COURRiER Japon (クーリエ ジャポン) 2013年 12月号 [雑誌]

COURRiER Japon (クーリエ ジャポン) 2013年 12月号 [雑誌]

  • 作者:
  • 出版社:講談社
  • 発売日: 2013-10-25

さて、クーリエ・ジャポン12月号の特集は、『世界を一周しながら、リアルな「お金の話」を聞いてみた。』である


参考になった内容を所感と共にまとめてみる。

アメリカ

アメリカの片田舎に繊維工場が戻ってきているという話。
なぜか?それは企業が収益性をいかに高めるかと単純に利益を追求しただけで、工場は戻っても雇用は戻ってこないという身も蓋もない話でもあるのだけど、変革をもたらしているのは確かである。
まず質はもちろん生産期間も2〜4ヶ月も改善できる点。それと先述した機械化で労働者が不要になりつつある点である。
サウスカロライナ州のガフニーにあるパークデール・ミルズの工場は現在140人の従業員で毎週約1130トンの糸を生産している。1980年だったら2000人以上必要だったとのこと。
グローバル化や機械化を嫌う人々が叫ぶアメリカがグローバル化の恩恵を受けているばかりという話が嘘っぱちかが分かる記事である。

-.-.-

求められる作業:
本文のうち「まず質はもちろん生産期間も2」から下って「っぱちかが分かる記事である。」に至るまでを、一字一句違えずに書き写してもらえますか？ ここでは本文だけを手がかりにしてください。

-.-.-

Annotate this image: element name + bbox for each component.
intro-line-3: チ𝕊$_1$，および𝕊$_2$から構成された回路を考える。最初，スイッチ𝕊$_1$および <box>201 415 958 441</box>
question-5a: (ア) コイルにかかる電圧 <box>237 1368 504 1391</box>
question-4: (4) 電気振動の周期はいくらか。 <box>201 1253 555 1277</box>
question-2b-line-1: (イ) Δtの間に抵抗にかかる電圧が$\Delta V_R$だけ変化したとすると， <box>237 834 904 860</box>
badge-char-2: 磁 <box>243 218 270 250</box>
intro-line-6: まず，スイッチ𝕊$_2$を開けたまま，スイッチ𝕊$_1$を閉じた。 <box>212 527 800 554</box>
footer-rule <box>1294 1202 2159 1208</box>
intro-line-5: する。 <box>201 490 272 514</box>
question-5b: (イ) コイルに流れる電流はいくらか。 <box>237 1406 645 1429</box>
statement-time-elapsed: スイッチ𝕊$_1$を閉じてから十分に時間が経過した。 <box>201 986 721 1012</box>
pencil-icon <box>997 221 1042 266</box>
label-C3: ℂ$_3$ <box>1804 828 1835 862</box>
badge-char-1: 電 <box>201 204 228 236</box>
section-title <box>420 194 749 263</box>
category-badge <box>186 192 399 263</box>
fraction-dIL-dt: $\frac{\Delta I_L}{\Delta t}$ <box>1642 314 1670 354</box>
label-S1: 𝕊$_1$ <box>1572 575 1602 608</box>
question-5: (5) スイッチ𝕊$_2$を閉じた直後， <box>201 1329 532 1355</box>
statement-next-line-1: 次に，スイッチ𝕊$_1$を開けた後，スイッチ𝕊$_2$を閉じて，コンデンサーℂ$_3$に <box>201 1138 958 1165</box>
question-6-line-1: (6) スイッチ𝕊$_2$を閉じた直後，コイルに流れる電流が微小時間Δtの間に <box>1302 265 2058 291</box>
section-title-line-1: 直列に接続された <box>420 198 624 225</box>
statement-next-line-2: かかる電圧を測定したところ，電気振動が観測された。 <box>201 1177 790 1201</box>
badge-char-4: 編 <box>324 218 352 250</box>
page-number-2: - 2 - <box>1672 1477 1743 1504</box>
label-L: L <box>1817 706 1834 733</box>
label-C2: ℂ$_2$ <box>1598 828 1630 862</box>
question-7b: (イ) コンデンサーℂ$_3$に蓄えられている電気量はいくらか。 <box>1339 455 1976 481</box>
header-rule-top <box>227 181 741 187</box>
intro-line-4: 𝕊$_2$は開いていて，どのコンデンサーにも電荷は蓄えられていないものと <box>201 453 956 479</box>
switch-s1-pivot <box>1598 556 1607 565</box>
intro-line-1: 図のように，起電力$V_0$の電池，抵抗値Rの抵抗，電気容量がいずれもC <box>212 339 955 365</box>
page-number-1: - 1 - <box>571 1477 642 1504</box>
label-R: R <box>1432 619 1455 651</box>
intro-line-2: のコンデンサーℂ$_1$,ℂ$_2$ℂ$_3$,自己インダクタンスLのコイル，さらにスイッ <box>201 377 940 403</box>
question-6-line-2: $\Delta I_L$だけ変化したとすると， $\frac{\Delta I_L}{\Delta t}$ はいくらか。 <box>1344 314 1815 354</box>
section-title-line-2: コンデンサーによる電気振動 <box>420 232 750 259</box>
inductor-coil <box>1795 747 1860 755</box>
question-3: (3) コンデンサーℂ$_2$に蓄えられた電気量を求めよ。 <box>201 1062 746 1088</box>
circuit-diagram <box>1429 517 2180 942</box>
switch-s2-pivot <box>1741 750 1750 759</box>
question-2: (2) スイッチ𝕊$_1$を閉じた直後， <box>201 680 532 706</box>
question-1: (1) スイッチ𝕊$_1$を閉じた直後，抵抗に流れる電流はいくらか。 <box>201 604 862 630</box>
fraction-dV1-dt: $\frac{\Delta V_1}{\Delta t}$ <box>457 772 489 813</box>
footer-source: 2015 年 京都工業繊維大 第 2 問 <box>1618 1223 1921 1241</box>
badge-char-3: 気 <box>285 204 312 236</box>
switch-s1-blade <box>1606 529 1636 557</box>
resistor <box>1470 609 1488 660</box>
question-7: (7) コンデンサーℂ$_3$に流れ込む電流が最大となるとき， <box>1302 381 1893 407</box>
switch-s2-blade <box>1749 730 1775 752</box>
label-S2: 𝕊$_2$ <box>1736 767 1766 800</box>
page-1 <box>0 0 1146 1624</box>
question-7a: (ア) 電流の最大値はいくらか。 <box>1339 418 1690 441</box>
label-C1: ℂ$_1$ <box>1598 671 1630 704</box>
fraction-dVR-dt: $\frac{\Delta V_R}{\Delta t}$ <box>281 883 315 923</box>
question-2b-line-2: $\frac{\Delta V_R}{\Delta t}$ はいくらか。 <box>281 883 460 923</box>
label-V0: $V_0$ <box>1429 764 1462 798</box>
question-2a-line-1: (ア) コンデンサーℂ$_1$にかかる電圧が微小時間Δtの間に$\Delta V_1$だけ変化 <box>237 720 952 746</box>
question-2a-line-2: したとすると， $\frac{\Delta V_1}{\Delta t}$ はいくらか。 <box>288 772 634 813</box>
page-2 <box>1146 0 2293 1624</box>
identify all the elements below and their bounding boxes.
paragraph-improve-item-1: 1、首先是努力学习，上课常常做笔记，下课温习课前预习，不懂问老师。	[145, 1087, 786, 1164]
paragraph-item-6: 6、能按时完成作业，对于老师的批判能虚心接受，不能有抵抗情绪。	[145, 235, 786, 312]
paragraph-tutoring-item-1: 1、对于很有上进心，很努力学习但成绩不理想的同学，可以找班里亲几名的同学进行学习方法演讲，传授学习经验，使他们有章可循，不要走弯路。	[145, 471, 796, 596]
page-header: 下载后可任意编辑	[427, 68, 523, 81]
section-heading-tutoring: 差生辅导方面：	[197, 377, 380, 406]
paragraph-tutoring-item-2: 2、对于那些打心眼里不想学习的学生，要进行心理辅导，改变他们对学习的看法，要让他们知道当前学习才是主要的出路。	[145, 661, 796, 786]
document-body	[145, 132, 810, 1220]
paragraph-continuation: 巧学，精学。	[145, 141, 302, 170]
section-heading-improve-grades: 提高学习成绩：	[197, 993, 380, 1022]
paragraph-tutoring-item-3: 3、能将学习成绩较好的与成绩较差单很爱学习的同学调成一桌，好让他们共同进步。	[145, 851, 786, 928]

-.-.-

正しい解答:
まず質はもちろん生産期間も2〜4ヶ月も改善できる点。それと先述した機械化で労働者が不要になりつつある点である。
サウスカロライナ州のガフニーにあるパークデール・ミルズの工場は現在140人の従業員で毎週約1130トンの糸を生産している。1980年だったら2000人以上必要だったとのこと。
グローバル化や機械化を嫌う人々が叫ぶアメリカがグローバル化の恩恵を受けているばかりという話が嘘っぱちかが分かる記事である。